* **THE REQUEST**:
Please pull out every line that includes the string "JSON".

* **DATA LINES**:
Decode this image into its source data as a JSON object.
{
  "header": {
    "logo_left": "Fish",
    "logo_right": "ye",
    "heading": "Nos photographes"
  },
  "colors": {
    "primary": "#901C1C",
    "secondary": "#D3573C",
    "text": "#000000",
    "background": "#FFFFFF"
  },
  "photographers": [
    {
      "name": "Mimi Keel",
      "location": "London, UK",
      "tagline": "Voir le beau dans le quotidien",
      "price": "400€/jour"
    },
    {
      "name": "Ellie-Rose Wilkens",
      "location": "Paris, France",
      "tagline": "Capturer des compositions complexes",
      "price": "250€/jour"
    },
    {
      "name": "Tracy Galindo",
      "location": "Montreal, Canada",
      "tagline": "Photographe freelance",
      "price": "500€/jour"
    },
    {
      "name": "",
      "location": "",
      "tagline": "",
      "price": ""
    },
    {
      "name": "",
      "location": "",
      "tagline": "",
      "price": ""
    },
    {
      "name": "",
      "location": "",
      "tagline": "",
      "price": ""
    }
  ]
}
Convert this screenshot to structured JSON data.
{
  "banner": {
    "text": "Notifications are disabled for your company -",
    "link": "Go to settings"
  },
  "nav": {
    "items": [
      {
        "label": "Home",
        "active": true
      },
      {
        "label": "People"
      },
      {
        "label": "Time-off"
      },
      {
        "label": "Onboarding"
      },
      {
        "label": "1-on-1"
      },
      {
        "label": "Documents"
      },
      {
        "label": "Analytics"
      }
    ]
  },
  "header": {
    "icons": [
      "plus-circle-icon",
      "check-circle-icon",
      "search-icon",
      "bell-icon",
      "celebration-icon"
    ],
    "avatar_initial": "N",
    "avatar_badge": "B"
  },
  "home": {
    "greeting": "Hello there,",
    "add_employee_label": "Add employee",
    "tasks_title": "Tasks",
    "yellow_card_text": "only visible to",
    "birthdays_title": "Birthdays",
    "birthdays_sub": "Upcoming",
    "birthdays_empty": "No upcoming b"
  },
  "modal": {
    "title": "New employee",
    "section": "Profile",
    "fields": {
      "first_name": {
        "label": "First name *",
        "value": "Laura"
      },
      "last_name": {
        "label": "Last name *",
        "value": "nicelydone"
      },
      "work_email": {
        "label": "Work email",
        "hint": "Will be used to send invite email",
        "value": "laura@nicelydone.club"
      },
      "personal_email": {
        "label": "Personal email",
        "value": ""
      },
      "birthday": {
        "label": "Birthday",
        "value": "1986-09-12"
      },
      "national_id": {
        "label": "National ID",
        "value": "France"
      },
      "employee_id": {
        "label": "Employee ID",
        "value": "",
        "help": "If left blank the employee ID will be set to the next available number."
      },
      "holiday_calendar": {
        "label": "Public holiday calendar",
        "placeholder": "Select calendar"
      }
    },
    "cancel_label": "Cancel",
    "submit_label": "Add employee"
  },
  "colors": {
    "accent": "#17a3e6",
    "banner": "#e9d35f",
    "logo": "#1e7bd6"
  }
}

* **PROBLEM SOLUTION**:
Decode this image into its source data as a JSON object.
Convert this screenshot to structured JSON data.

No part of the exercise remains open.